Dataset items:
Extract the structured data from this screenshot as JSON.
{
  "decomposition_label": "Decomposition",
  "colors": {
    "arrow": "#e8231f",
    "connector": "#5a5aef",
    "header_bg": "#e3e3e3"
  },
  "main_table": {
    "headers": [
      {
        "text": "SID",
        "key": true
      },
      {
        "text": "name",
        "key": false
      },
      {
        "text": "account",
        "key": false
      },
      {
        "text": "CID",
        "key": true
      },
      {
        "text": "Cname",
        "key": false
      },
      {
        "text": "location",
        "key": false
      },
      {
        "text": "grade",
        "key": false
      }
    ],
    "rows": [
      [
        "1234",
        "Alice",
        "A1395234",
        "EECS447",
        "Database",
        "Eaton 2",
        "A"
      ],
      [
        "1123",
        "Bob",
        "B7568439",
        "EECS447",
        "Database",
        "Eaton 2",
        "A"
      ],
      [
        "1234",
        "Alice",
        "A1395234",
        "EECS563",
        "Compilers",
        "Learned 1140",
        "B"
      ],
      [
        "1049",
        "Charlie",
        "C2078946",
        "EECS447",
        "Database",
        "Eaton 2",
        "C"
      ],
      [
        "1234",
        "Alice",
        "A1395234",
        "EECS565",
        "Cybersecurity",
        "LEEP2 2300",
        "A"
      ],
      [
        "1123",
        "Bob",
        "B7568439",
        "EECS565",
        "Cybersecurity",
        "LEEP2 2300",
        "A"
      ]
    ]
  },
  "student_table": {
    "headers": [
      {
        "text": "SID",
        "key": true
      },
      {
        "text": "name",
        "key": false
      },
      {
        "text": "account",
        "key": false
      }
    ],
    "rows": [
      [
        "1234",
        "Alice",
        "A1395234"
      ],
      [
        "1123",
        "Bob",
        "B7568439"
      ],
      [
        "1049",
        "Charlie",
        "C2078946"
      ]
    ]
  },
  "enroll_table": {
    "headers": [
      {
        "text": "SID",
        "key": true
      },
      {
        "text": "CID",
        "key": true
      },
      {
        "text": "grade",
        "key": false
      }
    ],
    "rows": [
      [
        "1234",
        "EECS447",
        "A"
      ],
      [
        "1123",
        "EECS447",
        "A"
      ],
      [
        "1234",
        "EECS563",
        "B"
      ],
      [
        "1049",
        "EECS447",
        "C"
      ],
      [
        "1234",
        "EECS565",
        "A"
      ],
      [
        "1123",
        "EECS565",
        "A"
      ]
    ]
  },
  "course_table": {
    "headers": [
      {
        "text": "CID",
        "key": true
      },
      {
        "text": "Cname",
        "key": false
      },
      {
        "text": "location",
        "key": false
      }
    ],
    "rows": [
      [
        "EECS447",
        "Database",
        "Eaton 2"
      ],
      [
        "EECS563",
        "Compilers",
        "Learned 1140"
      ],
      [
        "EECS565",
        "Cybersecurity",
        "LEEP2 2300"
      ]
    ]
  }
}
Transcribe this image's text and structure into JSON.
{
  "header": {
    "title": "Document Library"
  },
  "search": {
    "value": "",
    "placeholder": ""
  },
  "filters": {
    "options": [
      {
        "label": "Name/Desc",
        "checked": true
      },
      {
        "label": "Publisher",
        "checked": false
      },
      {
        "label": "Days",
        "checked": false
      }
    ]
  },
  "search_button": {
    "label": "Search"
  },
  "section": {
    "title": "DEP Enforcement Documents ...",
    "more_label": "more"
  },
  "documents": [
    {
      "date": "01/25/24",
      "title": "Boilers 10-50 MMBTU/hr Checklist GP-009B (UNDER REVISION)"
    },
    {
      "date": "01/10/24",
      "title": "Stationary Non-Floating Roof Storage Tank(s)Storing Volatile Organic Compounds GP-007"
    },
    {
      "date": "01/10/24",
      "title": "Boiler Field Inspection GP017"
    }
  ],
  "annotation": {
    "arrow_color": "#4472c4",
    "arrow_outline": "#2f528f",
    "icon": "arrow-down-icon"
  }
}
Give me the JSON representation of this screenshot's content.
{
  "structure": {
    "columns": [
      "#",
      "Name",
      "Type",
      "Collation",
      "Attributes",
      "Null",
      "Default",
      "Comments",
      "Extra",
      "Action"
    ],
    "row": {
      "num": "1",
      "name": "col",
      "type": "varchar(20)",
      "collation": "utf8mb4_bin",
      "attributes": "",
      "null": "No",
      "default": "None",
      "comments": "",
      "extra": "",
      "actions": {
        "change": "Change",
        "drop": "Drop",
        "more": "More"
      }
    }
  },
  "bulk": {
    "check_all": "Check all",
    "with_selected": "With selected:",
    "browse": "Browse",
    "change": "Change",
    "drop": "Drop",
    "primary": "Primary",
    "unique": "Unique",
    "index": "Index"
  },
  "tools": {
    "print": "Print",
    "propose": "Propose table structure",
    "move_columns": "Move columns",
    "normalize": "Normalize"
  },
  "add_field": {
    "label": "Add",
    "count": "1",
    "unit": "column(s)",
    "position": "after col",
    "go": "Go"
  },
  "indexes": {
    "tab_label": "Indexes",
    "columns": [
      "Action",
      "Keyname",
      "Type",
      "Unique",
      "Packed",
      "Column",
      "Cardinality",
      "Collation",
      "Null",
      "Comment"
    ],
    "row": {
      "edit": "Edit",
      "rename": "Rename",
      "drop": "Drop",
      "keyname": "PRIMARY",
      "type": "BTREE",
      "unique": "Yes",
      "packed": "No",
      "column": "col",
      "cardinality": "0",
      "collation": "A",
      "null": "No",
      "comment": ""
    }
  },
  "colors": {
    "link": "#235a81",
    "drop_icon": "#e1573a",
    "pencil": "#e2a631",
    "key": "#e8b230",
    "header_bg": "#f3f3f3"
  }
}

PROBLEM TO SOLVE: Extract the whole listing, character for character.

THE REPLY:
Extract the structured data from this screenshot as JSON.
{
  "decomposition_label": "Decomposition",
  "colors": {
    "arrow": "#e8231f",
    "connector": "#5a5aef",
    "header_bg": "#e3e3e3"
  },
  "main_table": {
    "headers": [
      {
        "text": "SID",
        "key": true
      },
      {
        "text": "name",
        "key": false
      },
      {
        "text": "account",
        "key": false
      },
      {
        "text": "CID",
        "key": true
      },
      {
        "text": "Cname",
        "key": false
      },
      {
        "text": "location",
        "key": false
      },
      {
        "text": "grade",
        "key": false
      }
    ],
    "rows": [
      [
        "1234",
        "Alice",
        "A1395234",
        "EECS447",
        "Database",
        "Eaton 2",
        "A"
      ],
      [
        "1123",
        "Bob",
        "B7568439",
        "EECS447",
        "Database",
        "Eaton 2",
        "A"
      ],
      [
        "1234",
        "Alice",
        "A1395234",
        "EECS563",
        "Compilers",
        "Learned 1140",
        "B"
      ],
      [
        "1049",
        "Charlie",
        "C2078946",
        "EECS447",
        "Database",
        "Eaton 2",
        "C"
      ],
      [
        "1234",
        "Alice",
        "A1395234",
        "EECS565",
        "Cybersecurity",
        "LEEP2 2300",
        "A"
      ],
      [
        "1123",
        "Bob",
        "B7568439",
        "EECS565",
        "Cybersecurity",
        "LEEP2 2300",
        "A"
      ]
    ]
  },
  "student_table": {
    "headers": [
      {
        "text": "SID",
        "key": true
      },
      {
        "text": "name",
        "key": false
      },
      {
        "text": "account",
        "key": false
      }
    ],
    "rows": [
      [
        "1234",
        "Alice",
        "A1395234"
      ],
      [
        "1123",
        "Bob",
        "B7568439"
      ],
      [
        "1049",
        "Charlie",
        "C2078946"
      ]
    ]
  },
  "enroll_table": {
    "headers": [
      {
        "text": "SID",
        "key": true
      },
      {
        "text": "CID",
        "key": true
      },
      {
        "text": "grade",
        "key": false
      }
    ],
    "rows": [
      [
        "1234",
        "EECS447",
        "A"
      ],
      [
        "1123",
        "EECS447",
        "A"
      ],
      [
        "1234",
        "EECS563",
        "B"
      ],
      [
        "1049",
        "EECS447",
        "C"
      ],
      [
        "1234",
        "EECS565",
        "A"
      ],
      [
        "1123",
        "EECS565",
        "A"
      ]
    ]
  },
  "course_table": {
    "headers": [
      {
        "text": "CID",
        "key": true
      },
      {
        "text": "Cname",
        "key": false
      },
      {
        "text": "location",
        "key": false
      }
    ],
    "rows": [
      [
        "EECS447",
        "Database",
        "Eaton 2"
      ],
      [
        "EECS563",
        "Compilers",
        "Learned 1140"
      ],
      [
        "EECS565",
        "Cybersecurity",
        "LEEP2 2300"
      ]
    ]
  }
}
Transcribe this image's text and structure into JSON.
{
  "header": {
    "title": "Document Library"
  },
  "search": {
    "value": "",
    "placeholder": ""
  },
  "filters": {
    "options": [
      {
        "label": "Name/Desc",
        "checked": true
      },
      {
        "label": "Publisher",
        "checked": false
      },
      {
        "label": "Days",
        "checked": false
      }
    ]
  },
  "search_button": {
    "label": "Search"
  },
  "section": {
    "title": "DEP Enforcement Documents ...",
    "more_label": "more"
  },
  "documents": [
    {
      "date": "01/25/24",
      "title": "Boilers 10-50 MMBTU/hr Checklist GP-009B (UNDER REVISION)"
    },
    {
      "date": "01/10/24",
      "title": "Stationary Non-Floating Roof Storage Tank(s)Storing Volatile Organic Compounds GP-007"
    },
    {
      "date": "01/10/24",
      "title": "Boiler Field Inspection GP017"
    }
  ],
  "annotation": {
    "arrow_color": "#4472c4",
    "arrow_outline": "#2f528f",
    "icon": "arrow-down-icon"
  }
}
Give me the JSON representation of this screenshot's content.
{
  "structure": {
    "columns": [
      "#",
      "Name",
      "Type",
      "Collation",
      "Attributes",
      "Null",
      "Default",
      "Comments",
      "Extra",
      "Action"
    ],
    "row": {
      "num": "1",
      "name": "col",
      "type": "varchar(20)",
      "collation": "utf8mb4_bin",
      "attributes": "",
      "null": "No",
      "default": "None",
      "comments": "",
      "extra": "",
      "actions": {
        "change": "Change",
        "drop": "Drop",
        "more": "More"
      }
    }
  },
  "bulk": {
    "check_all": "Check all",
    "with_selected": "With selected:",
    "browse": "Browse",
    "change": "Change",
    "drop": "Drop",
    "primary": "Primary",
    "unique": "Unique",
    "index": "Index"
  },
  "tools": {
    "print": "Print",
    "propose": "Propose table structure",
    "move_columns": "Move columns",
    "normalize": "Normalize"
  },
  "add_field": {
    "label": "Add",
    "count": "1",
    "unit": "column(s)",
    "position": "after col",
    "go": "Go"
  },
  "indexes": {
    "tab_label": "Indexes",
    "columns": [
      "Action",
      "Keyname",
      "Type",
      "Unique",
      "Packed",
      "Column",
      "Cardinality",
      "Collation",
      "Null",
      "Comment"
    ],
    "row": {
      "edit": "Edit",
      "rename": "Rename",
      "drop": "Drop",
      "keyname": "PRIMARY",
      "type": "BTREE",
      "unique": "Yes",
      "packed": "No",
      "column": "col",
      "cardinality": "0",
      "collation": "A",
      "null": "No",
      "comment": ""
    }
  },
  "colors": {
    "link": "#235a81",
    "drop_icon": "#e1573a",
    "pencil": "#e2a631",
    "key": "#e8b230",
    "header_bg": "#f3f3f3"
  }
}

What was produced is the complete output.